**What you have to do**: Work out how many lines of the records contain "BIRTH". Answer with the number and nothing else.

Figure collection entries
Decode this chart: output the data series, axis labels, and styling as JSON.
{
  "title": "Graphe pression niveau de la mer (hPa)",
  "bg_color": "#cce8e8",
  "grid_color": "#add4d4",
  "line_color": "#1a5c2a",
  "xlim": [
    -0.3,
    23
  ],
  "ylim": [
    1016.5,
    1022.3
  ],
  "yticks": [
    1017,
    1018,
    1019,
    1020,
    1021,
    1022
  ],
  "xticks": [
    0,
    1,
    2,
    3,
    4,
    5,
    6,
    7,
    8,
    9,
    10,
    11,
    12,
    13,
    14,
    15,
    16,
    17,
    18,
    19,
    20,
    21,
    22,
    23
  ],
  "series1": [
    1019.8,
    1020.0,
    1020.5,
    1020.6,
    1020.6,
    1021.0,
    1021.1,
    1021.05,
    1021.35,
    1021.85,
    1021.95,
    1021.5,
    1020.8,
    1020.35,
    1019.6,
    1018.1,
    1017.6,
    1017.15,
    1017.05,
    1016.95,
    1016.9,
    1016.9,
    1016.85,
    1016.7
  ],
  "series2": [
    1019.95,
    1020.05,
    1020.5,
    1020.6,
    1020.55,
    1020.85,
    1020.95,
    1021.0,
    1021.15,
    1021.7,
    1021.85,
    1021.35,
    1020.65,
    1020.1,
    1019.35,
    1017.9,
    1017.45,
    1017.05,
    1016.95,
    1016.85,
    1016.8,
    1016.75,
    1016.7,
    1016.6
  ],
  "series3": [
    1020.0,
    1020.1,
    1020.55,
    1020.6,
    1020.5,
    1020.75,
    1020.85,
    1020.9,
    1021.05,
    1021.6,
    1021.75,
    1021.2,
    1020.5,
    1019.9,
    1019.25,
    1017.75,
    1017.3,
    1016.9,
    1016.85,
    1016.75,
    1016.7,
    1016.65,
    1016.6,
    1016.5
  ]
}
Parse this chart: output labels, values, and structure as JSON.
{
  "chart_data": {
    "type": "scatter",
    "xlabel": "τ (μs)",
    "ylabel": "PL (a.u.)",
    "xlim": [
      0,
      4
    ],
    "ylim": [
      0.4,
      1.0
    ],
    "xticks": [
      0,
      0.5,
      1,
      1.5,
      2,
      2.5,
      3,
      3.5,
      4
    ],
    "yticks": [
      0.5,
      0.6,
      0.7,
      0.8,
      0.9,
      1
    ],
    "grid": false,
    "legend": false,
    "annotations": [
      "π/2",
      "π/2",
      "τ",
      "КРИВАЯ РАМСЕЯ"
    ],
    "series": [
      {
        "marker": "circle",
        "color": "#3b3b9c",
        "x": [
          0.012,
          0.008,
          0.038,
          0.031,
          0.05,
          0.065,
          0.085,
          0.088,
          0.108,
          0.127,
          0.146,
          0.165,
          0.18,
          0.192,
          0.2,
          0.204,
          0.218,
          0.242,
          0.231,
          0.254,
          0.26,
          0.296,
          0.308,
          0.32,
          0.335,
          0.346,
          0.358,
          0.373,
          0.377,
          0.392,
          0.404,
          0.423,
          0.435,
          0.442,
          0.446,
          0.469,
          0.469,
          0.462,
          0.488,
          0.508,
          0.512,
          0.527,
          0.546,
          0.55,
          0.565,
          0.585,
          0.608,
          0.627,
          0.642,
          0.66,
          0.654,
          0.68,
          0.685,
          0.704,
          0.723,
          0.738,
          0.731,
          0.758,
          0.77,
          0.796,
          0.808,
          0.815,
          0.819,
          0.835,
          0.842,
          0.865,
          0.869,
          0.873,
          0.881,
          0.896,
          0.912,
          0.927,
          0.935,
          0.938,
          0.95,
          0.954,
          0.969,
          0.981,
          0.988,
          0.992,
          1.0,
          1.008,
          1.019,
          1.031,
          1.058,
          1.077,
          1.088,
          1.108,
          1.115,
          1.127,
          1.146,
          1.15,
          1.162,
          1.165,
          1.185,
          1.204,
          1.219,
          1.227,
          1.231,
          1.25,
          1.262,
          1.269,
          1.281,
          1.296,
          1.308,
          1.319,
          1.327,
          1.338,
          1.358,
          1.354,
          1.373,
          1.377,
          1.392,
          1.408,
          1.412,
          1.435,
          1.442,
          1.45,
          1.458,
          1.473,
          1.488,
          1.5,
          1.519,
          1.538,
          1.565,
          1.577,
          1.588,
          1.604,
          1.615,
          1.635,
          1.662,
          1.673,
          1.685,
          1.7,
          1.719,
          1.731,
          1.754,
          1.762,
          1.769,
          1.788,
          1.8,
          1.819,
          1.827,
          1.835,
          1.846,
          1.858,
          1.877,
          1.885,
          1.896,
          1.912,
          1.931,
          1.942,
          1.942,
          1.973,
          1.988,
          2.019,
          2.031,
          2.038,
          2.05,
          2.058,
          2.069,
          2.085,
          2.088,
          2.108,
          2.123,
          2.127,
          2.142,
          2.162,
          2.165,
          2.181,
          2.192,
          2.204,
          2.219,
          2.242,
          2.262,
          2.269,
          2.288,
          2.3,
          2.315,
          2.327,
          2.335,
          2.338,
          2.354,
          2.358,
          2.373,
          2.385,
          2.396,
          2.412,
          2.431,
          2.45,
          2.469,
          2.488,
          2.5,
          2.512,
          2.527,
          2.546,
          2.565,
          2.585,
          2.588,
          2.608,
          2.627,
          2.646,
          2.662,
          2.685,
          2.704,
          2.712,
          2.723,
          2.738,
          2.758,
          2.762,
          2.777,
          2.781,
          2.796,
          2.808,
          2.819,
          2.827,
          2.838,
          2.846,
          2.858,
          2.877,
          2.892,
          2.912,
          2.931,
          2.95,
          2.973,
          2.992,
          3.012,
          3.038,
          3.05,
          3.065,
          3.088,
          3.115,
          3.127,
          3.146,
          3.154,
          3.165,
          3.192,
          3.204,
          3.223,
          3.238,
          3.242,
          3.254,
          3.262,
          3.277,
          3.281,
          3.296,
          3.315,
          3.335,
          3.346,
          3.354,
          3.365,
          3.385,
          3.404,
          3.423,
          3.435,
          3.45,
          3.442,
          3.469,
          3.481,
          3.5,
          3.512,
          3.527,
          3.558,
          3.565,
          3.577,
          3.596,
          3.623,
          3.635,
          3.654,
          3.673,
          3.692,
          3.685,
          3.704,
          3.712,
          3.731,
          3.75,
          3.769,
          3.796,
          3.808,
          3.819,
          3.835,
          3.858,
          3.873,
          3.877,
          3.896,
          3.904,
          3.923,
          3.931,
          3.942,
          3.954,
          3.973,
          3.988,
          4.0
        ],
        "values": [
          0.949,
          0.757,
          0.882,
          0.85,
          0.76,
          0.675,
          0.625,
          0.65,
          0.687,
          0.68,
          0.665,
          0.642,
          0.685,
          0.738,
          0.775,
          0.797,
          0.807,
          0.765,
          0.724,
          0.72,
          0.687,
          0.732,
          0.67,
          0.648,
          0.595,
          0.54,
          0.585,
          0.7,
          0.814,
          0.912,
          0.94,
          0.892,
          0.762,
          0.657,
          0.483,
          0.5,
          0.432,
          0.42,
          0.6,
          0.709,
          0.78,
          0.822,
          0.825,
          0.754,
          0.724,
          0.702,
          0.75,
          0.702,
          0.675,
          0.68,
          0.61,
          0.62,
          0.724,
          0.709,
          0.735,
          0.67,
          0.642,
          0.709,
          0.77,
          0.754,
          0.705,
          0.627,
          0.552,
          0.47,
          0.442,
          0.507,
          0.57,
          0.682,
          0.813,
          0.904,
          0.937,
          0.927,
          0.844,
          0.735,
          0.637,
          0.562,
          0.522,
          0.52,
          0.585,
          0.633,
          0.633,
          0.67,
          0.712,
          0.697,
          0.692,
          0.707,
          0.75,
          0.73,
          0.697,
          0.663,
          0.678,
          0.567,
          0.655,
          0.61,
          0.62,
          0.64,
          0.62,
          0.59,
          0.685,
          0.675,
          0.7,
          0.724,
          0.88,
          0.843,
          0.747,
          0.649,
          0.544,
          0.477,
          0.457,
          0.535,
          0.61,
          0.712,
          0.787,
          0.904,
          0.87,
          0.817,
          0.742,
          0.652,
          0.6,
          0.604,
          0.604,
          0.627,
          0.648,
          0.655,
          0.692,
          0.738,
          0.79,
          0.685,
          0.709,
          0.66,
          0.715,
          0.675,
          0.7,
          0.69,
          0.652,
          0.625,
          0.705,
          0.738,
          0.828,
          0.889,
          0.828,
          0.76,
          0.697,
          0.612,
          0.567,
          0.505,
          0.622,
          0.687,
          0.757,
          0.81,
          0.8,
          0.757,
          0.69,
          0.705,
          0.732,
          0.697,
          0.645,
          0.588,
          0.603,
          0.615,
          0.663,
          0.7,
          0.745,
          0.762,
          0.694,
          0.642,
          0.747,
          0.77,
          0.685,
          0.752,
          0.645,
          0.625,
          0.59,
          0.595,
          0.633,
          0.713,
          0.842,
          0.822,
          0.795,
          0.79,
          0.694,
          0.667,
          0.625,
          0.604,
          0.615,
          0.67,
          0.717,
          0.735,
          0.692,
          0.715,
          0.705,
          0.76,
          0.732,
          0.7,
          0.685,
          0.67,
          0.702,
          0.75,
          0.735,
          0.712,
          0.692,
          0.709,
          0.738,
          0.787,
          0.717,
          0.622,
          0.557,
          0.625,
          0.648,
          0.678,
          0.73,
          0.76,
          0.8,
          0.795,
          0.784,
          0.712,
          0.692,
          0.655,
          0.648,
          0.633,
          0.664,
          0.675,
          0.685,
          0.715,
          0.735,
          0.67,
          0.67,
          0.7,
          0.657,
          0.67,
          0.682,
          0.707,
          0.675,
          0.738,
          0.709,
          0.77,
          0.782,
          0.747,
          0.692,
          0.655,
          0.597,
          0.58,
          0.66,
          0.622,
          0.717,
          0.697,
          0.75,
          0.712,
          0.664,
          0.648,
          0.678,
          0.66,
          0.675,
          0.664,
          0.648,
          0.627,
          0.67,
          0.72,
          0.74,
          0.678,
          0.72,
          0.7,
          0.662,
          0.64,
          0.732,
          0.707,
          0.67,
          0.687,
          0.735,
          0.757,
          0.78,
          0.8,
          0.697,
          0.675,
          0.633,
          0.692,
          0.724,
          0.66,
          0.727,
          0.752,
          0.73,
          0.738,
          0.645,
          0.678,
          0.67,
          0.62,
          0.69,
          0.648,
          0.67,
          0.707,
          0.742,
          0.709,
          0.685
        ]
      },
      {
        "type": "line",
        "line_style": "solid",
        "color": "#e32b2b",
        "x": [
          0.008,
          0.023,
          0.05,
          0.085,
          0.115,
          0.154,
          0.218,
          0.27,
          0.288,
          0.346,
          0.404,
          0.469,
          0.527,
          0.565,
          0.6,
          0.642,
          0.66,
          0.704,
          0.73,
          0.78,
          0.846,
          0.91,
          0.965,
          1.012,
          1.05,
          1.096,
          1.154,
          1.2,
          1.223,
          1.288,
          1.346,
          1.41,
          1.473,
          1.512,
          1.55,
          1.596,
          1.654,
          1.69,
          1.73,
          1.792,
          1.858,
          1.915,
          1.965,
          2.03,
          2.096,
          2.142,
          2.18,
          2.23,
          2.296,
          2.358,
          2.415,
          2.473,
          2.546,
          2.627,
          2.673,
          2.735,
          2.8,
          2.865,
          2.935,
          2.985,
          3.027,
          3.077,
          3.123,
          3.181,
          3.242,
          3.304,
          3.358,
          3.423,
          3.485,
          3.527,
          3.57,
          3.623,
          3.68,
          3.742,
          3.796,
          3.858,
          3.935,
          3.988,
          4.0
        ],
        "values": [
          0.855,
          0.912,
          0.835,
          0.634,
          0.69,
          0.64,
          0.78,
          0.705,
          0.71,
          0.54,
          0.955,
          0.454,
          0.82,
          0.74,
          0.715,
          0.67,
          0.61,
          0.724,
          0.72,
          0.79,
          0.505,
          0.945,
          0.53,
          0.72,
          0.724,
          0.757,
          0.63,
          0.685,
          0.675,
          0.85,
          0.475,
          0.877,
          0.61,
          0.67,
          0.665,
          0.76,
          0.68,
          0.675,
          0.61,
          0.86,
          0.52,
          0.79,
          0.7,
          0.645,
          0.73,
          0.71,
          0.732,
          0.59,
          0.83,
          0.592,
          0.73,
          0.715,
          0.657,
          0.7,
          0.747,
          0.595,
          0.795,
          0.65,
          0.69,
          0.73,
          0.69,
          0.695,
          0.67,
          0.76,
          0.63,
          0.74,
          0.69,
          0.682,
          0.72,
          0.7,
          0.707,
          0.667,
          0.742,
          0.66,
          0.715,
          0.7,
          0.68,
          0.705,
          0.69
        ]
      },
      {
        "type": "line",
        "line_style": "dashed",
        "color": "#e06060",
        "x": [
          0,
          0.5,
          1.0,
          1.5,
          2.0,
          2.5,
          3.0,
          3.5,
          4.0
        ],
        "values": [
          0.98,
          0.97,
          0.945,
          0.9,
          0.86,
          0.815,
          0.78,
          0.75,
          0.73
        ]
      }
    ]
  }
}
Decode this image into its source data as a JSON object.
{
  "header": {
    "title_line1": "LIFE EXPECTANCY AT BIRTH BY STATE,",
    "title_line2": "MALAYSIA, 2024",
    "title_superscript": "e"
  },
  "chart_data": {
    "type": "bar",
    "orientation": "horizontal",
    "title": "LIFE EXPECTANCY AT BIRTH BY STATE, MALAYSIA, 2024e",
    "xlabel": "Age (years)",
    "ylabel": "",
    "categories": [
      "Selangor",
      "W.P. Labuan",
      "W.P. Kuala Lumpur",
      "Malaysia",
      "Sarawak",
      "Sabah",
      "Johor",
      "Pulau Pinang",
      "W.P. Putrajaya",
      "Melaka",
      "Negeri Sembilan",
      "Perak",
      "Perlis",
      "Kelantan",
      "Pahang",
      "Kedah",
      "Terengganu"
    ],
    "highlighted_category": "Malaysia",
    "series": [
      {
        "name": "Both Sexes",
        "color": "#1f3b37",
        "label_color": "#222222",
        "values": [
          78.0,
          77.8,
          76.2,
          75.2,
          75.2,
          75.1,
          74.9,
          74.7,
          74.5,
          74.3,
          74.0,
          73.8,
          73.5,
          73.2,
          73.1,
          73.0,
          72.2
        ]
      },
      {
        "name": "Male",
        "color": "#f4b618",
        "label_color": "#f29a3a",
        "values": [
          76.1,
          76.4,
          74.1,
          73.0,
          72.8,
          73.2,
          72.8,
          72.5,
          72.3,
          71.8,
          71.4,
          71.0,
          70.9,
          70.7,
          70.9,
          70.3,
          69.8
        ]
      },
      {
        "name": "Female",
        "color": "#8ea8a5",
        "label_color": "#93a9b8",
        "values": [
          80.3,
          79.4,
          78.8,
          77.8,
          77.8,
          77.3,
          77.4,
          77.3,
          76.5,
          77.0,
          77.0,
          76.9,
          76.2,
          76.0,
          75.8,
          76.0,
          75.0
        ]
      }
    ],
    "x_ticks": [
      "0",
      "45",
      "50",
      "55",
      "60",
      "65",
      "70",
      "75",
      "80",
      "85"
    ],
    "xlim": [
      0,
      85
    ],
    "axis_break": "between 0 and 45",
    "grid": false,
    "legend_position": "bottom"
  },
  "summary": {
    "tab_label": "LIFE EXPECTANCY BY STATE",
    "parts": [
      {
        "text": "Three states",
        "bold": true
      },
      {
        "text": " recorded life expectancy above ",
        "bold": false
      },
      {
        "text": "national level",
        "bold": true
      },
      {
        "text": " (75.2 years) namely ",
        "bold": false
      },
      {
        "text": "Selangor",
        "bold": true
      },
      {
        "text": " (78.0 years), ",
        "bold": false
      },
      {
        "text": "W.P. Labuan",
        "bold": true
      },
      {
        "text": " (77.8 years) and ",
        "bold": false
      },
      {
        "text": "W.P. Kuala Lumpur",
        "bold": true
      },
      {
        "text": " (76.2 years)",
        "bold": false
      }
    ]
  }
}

**Answer to this exercise**: 2